-- Exercise task --
From the listing below, pull each line that includes "GSDMD".

-- Listed records --
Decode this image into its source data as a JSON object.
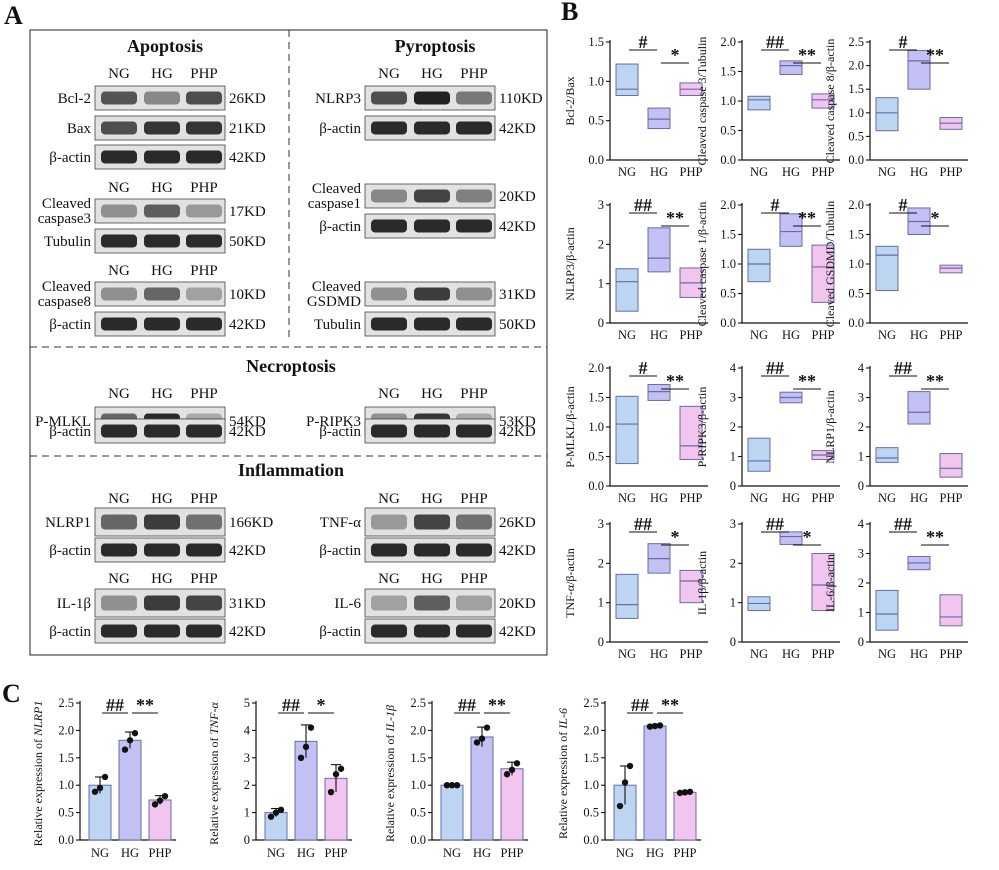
{
  "panels": [
    "A",
    "B",
    "C"
  ],
  "colors": {
    "NG": "#bcd6f2",
    "HG": "#c3c1f4",
    "PHP": "#f2c5ef",
    "edge": "#6a6aa8",
    "axis": "#111111",
    "blot_bg": "#e2e2e2",
    "band": "#1a1a1a"
  },
  "groups": [
    "NG",
    "HG",
    "PHP"
  ],
  "western": {
    "sections": [
      "Apoptosis",
      "Pyroptosis",
      "Necroptosis",
      "Inflammation"
    ],
    "apoptosis": [
      {
        "label": "Bcl-2",
        "kd": "26KD",
        "bands": [
          0.65,
          0.35,
          0.7
        ]
      },
      {
        "label": "Bax",
        "kd": "21KD",
        "bands": [
          0.7,
          0.85,
          0.85
        ]
      },
      {
        "label": "β-actin",
        "kd": "42KD",
        "bands": [
          0.9,
          0.9,
          0.9
        ]
      },
      {
        "label": "Cleaved caspase3",
        "kd": "17KD",
        "bands": [
          0.3,
          0.6,
          0.25
        ]
      },
      {
        "label": "Tubulin",
        "kd": "50KD",
        "bands": [
          0.9,
          0.9,
          0.9
        ]
      },
      {
        "label": "Cleaved caspase8",
        "kd": "10KD",
        "bands": [
          0.3,
          0.55,
          0.2
        ]
      },
      {
        "label": "β-actin",
        "kd": "42KD",
        "bands": [
          0.9,
          0.9,
          0.9
        ]
      }
    ],
    "pyroptosis": [
      {
        "label": "NLRP3",
        "kd": "110KD",
        "bands": [
          0.7,
          0.95,
          0.45
        ]
      },
      {
        "label": "β-actin",
        "kd": "42KD",
        "bands": [
          0.9,
          0.9,
          0.9
        ]
      },
      {
        "label": "Cleaved caspase1",
        "kd": "20KD",
        "bands": [
          0.35,
          0.75,
          0.4
        ]
      },
      {
        "label": "β-actin",
        "kd": "42KD",
        "bands": [
          0.9,
          0.9,
          0.9
        ]
      },
      {
        "label": "Cleaved GSDMD",
        "kd": "31KD",
        "bands": [
          0.3,
          0.8,
          0.3
        ]
      },
      {
        "label": "Tubulin",
        "kd": "50KD",
        "bands": [
          0.9,
          0.9,
          0.9
        ]
      }
    ],
    "necroptosis": [
      {
        "label": "P-MLKL",
        "kd": "54KD",
        "bands": [
          0.55,
          0.9,
          0.15
        ]
      },
      {
        "label": "β-actin",
        "kd": "42KD",
        "bands": [
          0.9,
          0.9,
          0.9
        ]
      },
      {
        "label": "P-RIPK3",
        "kd": "53KD",
        "bands": [
          0.3,
          0.85,
          0.15
        ]
      },
      {
        "label": "β-actin",
        "kd": "42KD",
        "bands": [
          0.9,
          0.9,
          0.9
        ]
      }
    ],
    "inflammation": [
      {
        "label": "NLRP1",
        "kd": "166KD",
        "bands": [
          0.55,
          0.8,
          0.5
        ]
      },
      {
        "label": "β-actin",
        "kd": "42KD",
        "bands": [
          0.9,
          0.9,
          0.9
        ]
      },
      {
        "label": "TNF-α",
        "kd": "26KD",
        "bands": [
          0.25,
          0.75,
          0.5
        ]
      },
      {
        "label": "β-actin",
        "kd": "42KD",
        "bands": [
          0.9,
          0.9,
          0.9
        ]
      },
      {
        "label": "IL-1β",
        "kd": "31KD",
        "bands": [
          0.3,
          0.8,
          0.75
        ]
      },
      {
        "label": "β-actin",
        "kd": "42KD",
        "bands": [
          0.9,
          0.9,
          0.9
        ]
      },
      {
        "label": "IL-6",
        "kd": "20KD",
        "bands": [
          0.2,
          0.6,
          0.2
        ]
      },
      {
        "label": "β-actin",
        "kd": "42KD",
        "bands": [
          0.9,
          0.9,
          0.9
        ]
      }
    ]
  },
  "chart_data": [
    {
      "panel": "B",
      "type": "box",
      "ylabel": "Bcl-2/Bax",
      "categories": [
        "NG",
        "HG",
        "PHP"
      ],
      "ylim": [
        0,
        1.5
      ],
      "ticks": [
        "0.0",
        "0.5",
        "1.0",
        "1.5"
      ],
      "boxes": [
        [
          0.82,
          0.9,
          1.22
        ],
        [
          0.4,
          0.52,
          0.66
        ],
        [
          0.82,
          0.9,
          0.98
        ]
      ],
      "sig": [
        {
          "from": 0,
          "to": 1,
          "mark": "#"
        },
        {
          "from": 1,
          "to": 2,
          "mark": "*"
        }
      ]
    },
    {
      "panel": "B",
      "type": "box",
      "ylabel": "Cleaved caspase 3/Tubulin",
      "categories": [
        "NG",
        "HG",
        "PHP"
      ],
      "ylim": [
        0,
        2.0
      ],
      "ticks": [
        "0.0",
        "0.5",
        "1.0",
        "1.5",
        "2.0"
      ],
      "boxes": [
        [
          0.85,
          1.02,
          1.08
        ],
        [
          1.45,
          1.6,
          1.68
        ],
        [
          0.88,
          1.02,
          1.12
        ]
      ],
      "sig": [
        {
          "from": 0,
          "to": 1,
          "mark": "##"
        },
        {
          "from": 1,
          "to": 2,
          "mark": "**"
        }
      ]
    },
    {
      "panel": "B",
      "type": "box",
      "ylabel": "Cleaved caspase 8/β-actin",
      "categories": [
        "NG",
        "HG",
        "PHP"
      ],
      "ylim": [
        0,
        2.5
      ],
      "ticks": [
        "0.0",
        "0.5",
        "1.0",
        "1.5",
        "2.0",
        "2.5"
      ],
      "boxes": [
        [
          0.62,
          1.0,
          1.32
        ],
        [
          1.5,
          2.1,
          2.32
        ],
        [
          0.65,
          0.78,
          0.9
        ]
      ],
      "sig": [
        {
          "from": 0,
          "to": 1,
          "mark": "#"
        },
        {
          "from": 1,
          "to": 2,
          "mark": "**"
        }
      ]
    },
    {
      "panel": "B",
      "type": "box",
      "ylabel": "NLRP3/β-actin",
      "categories": [
        "NG",
        "HG",
        "PHP"
      ],
      "ylim": [
        0,
        3
      ],
      "ticks": [
        "0",
        "1",
        "2",
        "3"
      ],
      "boxes": [
        [
          0.3,
          1.05,
          1.38
        ],
        [
          1.3,
          1.65,
          2.42
        ],
        [
          0.65,
          1.02,
          1.4
        ]
      ],
      "sig": [
        {
          "from": 0,
          "to": 1,
          "mark": "##"
        },
        {
          "from": 1,
          "to": 2,
          "mark": "**"
        }
      ]
    },
    {
      "panel": "B",
      "type": "box",
      "ylabel": "Cleaved caspase 1/β-actin",
      "categories": [
        "NG",
        "HG",
        "PHP"
      ],
      "ylim": [
        0,
        2.0
      ],
      "ticks": [
        "0.0",
        "0.5",
        "1.0",
        "1.5",
        "2.0"
      ],
      "boxes": [
        [
          0.7,
          1.0,
          1.25
        ],
        [
          1.3,
          1.55,
          1.85
        ],
        [
          0.35,
          0.95,
          1.32
        ]
      ],
      "sig": [
        {
          "from": 0,
          "to": 1,
          "mark": "#"
        },
        {
          "from": 1,
          "to": 2,
          "mark": "**"
        }
      ]
    },
    {
      "panel": "B",
      "type": "box",
      "ylabel": "Cleaved GSDMD/Tubulin",
      "categories": [
        "NG",
        "HG",
        "PHP"
      ],
      "ylim": [
        0,
        2.0
      ],
      "ticks": [
        "0.0",
        "0.5",
        "1.0",
        "1.5",
        "2.0"
      ],
      "boxes": [
        [
          0.55,
          1.15,
          1.3
        ],
        [
          1.5,
          1.72,
          1.95
        ],
        [
          0.85,
          0.93,
          0.98
        ]
      ],
      "sig": [
        {
          "from": 0,
          "to": 1,
          "mark": "#"
        },
        {
          "from": 1,
          "to": 2,
          "mark": "*"
        }
      ]
    },
    {
      "panel": "B",
      "type": "box",
      "ylabel": "P-MLKL/β-actin",
      "categories": [
        "NG",
        "HG",
        "PHP"
      ],
      "ylim": [
        0,
        2.0
      ],
      "ticks": [
        "0.0",
        "0.5",
        "1.0",
        "1.5",
        "2.0"
      ],
      "boxes": [
        [
          0.38,
          1.05,
          1.52
        ],
        [
          1.45,
          1.6,
          1.72
        ],
        [
          0.45,
          0.68,
          1.35
        ]
      ],
      "sig": [
        {
          "from": 0,
          "to": 1,
          "mark": "#"
        },
        {
          "from": 1,
          "to": 2,
          "mark": "**"
        }
      ]
    },
    {
      "panel": "B",
      "type": "box",
      "ylabel": "P-RIPK3/β-actin",
      "categories": [
        "NG",
        "HG",
        "PHP"
      ],
      "ylim": [
        0,
        4
      ],
      "ticks": [
        "0",
        "1",
        "2",
        "3",
        "4"
      ],
      "boxes": [
        [
          0.5,
          0.85,
          1.62
        ],
        [
          2.82,
          3.0,
          3.18
        ],
        [
          0.9,
          1.05,
          1.2
        ]
      ],
      "sig": [
        {
          "from": 0,
          "to": 1,
          "mark": "##"
        },
        {
          "from": 1,
          "to": 2,
          "mark": "**"
        }
      ]
    },
    {
      "panel": "B",
      "type": "box",
      "ylabel": "NLRP1/β-actin",
      "categories": [
        "NG",
        "HG",
        "PHP"
      ],
      "ylim": [
        0,
        4
      ],
      "ticks": [
        "0",
        "1",
        "2",
        "3",
        "4"
      ],
      "boxes": [
        [
          0.8,
          0.95,
          1.3
        ],
        [
          2.1,
          2.5,
          3.2
        ],
        [
          0.3,
          0.6,
          1.1
        ]
      ],
      "sig": [
        {
          "from": 0,
          "to": 1,
          "mark": "##"
        },
        {
          "from": 1,
          "to": 2,
          "mark": "**"
        }
      ]
    },
    {
      "panel": "B",
      "type": "box",
      "ylabel": "TNF-α/β-actin",
      "categories": [
        "NG",
        "HG",
        "PHP"
      ],
      "ylim": [
        0,
        3
      ],
      "ticks": [
        "0",
        "1",
        "2",
        "3"
      ],
      "boxes": [
        [
          0.6,
          0.95,
          1.72
        ],
        [
          1.75,
          2.12,
          2.5
        ],
        [
          1.0,
          1.55,
          1.82
        ]
      ],
      "sig": [
        {
          "from": 0,
          "to": 1,
          "mark": "##"
        },
        {
          "from": 1,
          "to": 2,
          "mark": "*"
        }
      ]
    },
    {
      "panel": "B",
      "type": "box",
      "ylabel": "IL-1β/β-actin",
      "categories": [
        "NG",
        "HG",
        "PHP"
      ],
      "ylim": [
        0,
        3
      ],
      "ticks": [
        "0",
        "1",
        "2",
        "3"
      ],
      "boxes": [
        [
          0.8,
          0.98,
          1.15
        ],
        [
          2.48,
          2.68,
          2.8
        ],
        [
          0.8,
          1.45,
          2.25
        ]
      ],
      "sig": [
        {
          "from": 0,
          "to": 1,
          "mark": "##"
        },
        {
          "from": 1,
          "to": 2,
          "mark": "*"
        }
      ]
    },
    {
      "panel": "B",
      "type": "box",
      "ylabel": "IL-6/β-actin",
      "categories": [
        "NG",
        "HG",
        "PHP"
      ],
      "ylim": [
        0,
        4
      ],
      "ticks": [
        "0",
        "1",
        "2",
        "3",
        "4"
      ],
      "boxes": [
        [
          0.4,
          0.95,
          1.75
        ],
        [
          2.45,
          2.68,
          2.9
        ],
        [
          0.55,
          0.85,
          1.6
        ]
      ],
      "sig": [
        {
          "from": 0,
          "to": 1,
          "mark": "##"
        },
        {
          "from": 1,
          "to": 2,
          "mark": "**"
        }
      ]
    },
    {
      "panel": "C",
      "type": "bar",
      "ylabel_pre": "Relative expression of ",
      "ylabel_gene": "NLRP1",
      "categories": [
        "NG",
        "HG",
        "PHP"
      ],
      "ylim": [
        0,
        2.5
      ],
      "ticks": [
        "0.0",
        "0.5",
        "1.0",
        "1.5",
        "2.0",
        "2.5"
      ],
      "values": [
        1.0,
        1.82,
        0.73
      ],
      "errors": [
        0.15,
        0.15,
        0.08
      ],
      "points": [
        [
          0.88,
          0.95,
          1.15
        ],
        [
          1.65,
          1.82,
          1.95
        ],
        [
          0.65,
          0.72,
          0.8
        ]
      ],
      "sig": [
        {
          "from": 0,
          "to": 1,
          "mark": "##"
        },
        {
          "from": 1,
          "to": 2,
          "mark": "**"
        }
      ]
    },
    {
      "panel": "C",
      "type": "bar",
      "ylabel_pre": "Relative expression of ",
      "ylabel_gene": "TNF-α",
      "categories": [
        "NG",
        "HG",
        "PHP"
      ],
      "ylim": [
        0,
        5
      ],
      "ticks": [
        "0",
        "1",
        "2",
        "3",
        "4",
        "5"
      ],
      "values": [
        1.0,
        3.6,
        2.25
      ],
      "errors": [
        0.15,
        0.6,
        0.5
      ],
      "points": [
        [
          0.85,
          1.0,
          1.1
        ],
        [
          3.0,
          3.4,
          4.1
        ],
        [
          1.75,
          2.4,
          2.6
        ]
      ],
      "sig": [
        {
          "from": 0,
          "to": 1,
          "mark": "##"
        },
        {
          "from": 1,
          "to": 2,
          "mark": "*"
        }
      ]
    },
    {
      "panel": "C",
      "type": "bar",
      "ylabel_pre": "Relative expression of ",
      "ylabel_gene": "IL-1β",
      "categories": [
        "NG",
        "HG",
        "PHP"
      ],
      "ylim": [
        0,
        2.5
      ],
      "ticks": [
        "0.0",
        "0.5",
        "1.0",
        "1.5",
        "2.0",
        "2.5"
      ],
      "values": [
        1.0,
        1.88,
        1.3
      ],
      "errors": [
        0.0,
        0.18,
        0.12
      ],
      "points": [
        [
          1.0,
          1.0,
          1.0
        ],
        [
          1.78,
          1.85,
          2.05
        ],
        [
          1.2,
          1.28,
          1.4
        ]
      ],
      "sig": [
        {
          "from": 0,
          "to": 1,
          "mark": "##"
        },
        {
          "from": 1,
          "to": 2,
          "mark": "**"
        }
      ]
    },
    {
      "panel": "C",
      "type": "bar",
      "ylabel_pre": "Relative expression of ",
      "ylabel_gene": "IL-6",
      "categories": [
        "NG",
        "HG",
        "PHP"
      ],
      "ylim": [
        0,
        2.5
      ],
      "ticks": [
        "0.0",
        "0.5",
        "1.0",
        "1.5",
        "2.0",
        "2.5"
      ],
      "values": [
        1.0,
        2.08,
        0.87
      ],
      "errors": [
        0.35,
        0.02,
        0.01
      ],
      "points": [
        [
          0.62,
          1.05,
          1.35
        ],
        [
          2.07,
          2.08,
          2.09
        ],
        [
          0.86,
          0.87,
          0.88
        ]
      ],
      "sig": [
        {
          "from": 0,
          "to": 1,
          "mark": "##"
        },
        {
          "from": 1,
          "to": 2,
          "mark": "**"
        }
      ]
    }
  ]
}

-- Result --
        "label": "Cleaved GSDMD",
      "ylabel": "Cleaved GSDMD/Tubulin",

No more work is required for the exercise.